[Source records]
/---

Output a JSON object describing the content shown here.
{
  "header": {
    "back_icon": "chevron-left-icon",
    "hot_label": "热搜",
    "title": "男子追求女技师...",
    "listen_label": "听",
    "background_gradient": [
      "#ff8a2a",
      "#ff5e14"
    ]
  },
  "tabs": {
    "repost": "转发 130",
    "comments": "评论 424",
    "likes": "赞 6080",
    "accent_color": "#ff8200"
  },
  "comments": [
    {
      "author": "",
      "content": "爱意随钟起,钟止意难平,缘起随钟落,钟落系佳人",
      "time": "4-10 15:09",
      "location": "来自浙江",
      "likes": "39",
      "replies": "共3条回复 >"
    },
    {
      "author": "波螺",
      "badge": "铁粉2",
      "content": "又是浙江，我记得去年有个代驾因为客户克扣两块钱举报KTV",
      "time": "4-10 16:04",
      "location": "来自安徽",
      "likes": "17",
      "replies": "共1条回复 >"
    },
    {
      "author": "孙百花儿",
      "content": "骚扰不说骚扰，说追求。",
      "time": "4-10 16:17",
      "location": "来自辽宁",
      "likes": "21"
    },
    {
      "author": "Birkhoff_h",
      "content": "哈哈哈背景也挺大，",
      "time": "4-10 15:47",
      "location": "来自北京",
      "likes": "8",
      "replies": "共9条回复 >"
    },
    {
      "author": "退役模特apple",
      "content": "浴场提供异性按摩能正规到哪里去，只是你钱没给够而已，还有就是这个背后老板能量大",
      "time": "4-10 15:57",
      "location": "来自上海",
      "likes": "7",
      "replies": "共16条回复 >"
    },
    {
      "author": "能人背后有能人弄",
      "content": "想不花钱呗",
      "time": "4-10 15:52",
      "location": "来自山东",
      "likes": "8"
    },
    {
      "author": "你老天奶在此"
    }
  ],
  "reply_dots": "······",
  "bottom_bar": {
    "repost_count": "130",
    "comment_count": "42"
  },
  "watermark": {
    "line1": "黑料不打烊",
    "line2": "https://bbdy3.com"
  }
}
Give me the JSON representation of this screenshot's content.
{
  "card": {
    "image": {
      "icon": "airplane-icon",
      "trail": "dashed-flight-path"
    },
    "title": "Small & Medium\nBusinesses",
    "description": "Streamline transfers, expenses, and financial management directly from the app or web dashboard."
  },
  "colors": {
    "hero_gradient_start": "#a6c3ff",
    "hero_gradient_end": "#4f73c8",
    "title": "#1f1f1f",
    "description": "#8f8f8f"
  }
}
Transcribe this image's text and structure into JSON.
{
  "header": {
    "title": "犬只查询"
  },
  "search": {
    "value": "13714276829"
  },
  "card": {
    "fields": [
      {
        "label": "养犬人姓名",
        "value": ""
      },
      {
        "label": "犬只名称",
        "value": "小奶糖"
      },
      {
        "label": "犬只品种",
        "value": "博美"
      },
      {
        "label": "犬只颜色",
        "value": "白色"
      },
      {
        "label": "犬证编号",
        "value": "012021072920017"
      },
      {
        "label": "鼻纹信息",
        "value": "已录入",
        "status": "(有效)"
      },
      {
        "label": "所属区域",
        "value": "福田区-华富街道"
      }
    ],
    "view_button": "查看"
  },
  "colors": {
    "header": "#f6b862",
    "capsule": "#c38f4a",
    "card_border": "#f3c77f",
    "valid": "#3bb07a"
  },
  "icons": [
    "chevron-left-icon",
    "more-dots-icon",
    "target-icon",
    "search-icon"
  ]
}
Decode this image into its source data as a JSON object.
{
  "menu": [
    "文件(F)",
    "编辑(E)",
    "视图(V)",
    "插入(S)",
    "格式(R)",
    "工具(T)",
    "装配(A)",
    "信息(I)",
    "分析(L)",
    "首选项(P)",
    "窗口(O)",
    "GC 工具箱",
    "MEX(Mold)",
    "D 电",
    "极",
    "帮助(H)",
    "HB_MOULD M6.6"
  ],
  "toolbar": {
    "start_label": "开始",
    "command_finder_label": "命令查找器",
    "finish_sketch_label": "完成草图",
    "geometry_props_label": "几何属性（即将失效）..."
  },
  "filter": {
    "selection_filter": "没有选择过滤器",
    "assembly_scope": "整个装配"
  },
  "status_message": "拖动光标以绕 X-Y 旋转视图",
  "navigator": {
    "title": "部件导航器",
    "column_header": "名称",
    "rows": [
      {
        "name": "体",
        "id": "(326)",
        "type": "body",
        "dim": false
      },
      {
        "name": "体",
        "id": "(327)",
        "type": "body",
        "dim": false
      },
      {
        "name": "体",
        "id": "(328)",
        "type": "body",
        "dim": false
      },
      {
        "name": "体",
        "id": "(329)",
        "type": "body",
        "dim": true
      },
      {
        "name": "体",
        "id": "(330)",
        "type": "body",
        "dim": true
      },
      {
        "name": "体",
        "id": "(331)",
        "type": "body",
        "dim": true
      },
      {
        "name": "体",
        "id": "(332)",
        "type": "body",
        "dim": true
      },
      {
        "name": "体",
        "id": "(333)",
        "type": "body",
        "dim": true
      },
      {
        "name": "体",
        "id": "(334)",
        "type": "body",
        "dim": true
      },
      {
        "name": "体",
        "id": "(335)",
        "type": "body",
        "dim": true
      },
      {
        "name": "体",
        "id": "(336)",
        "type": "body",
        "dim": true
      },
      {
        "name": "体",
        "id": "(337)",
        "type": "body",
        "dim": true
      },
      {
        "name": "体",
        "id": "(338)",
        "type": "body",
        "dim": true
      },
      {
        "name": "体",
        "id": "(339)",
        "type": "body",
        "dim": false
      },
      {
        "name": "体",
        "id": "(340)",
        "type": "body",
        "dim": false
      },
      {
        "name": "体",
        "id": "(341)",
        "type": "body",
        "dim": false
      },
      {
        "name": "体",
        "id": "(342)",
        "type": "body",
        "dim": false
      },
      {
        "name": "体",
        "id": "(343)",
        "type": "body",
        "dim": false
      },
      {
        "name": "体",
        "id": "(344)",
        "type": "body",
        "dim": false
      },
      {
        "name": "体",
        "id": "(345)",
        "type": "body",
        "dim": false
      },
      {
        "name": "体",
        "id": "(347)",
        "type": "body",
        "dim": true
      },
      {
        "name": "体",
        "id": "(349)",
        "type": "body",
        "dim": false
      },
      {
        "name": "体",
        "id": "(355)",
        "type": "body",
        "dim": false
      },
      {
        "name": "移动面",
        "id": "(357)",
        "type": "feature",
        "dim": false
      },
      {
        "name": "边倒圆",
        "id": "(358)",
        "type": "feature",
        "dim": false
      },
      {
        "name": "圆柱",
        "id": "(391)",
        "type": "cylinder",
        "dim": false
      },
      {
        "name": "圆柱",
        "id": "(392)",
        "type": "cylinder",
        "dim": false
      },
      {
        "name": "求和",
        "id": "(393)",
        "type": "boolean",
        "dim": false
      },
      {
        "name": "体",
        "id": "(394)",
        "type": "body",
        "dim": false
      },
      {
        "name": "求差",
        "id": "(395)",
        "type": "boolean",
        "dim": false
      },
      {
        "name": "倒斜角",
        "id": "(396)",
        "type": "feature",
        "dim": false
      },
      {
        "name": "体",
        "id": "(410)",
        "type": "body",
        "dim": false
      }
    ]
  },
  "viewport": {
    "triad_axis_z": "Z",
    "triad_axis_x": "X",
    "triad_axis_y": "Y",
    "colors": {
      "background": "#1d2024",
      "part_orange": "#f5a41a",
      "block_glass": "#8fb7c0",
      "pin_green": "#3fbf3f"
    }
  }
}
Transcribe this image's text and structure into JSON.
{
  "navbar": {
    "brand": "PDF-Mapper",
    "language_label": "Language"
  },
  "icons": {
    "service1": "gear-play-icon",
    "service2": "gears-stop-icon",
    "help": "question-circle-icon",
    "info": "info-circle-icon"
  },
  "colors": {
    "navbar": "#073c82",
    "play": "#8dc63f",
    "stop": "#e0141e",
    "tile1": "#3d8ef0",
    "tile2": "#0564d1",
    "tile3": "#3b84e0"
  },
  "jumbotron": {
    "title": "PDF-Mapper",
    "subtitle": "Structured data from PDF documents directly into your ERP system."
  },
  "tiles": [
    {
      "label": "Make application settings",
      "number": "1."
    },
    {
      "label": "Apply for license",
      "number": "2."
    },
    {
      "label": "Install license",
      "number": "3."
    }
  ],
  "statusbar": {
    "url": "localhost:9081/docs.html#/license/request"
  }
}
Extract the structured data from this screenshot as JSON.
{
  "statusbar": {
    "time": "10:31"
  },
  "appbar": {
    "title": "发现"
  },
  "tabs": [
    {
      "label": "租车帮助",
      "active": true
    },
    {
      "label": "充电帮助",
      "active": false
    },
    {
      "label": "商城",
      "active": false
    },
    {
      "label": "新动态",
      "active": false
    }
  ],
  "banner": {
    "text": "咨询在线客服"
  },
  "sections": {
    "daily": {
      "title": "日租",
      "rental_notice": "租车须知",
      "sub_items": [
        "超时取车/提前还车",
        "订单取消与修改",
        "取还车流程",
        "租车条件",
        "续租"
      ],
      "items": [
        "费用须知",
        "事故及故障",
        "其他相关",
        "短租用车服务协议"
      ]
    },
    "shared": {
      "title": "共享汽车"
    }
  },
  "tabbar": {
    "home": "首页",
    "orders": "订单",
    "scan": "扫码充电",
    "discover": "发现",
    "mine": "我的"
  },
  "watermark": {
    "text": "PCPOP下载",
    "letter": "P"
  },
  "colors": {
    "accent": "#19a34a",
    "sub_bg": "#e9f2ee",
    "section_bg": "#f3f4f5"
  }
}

\---

• Exercise requirements: Collect every line above that contains the word "directly".

• Answer to this problem:
    "description": "Streamline transfers, expenses, and financial management directly from the app or web dashboard."
    "subtitle": "Structured data from PDF documents directly into your ERP system."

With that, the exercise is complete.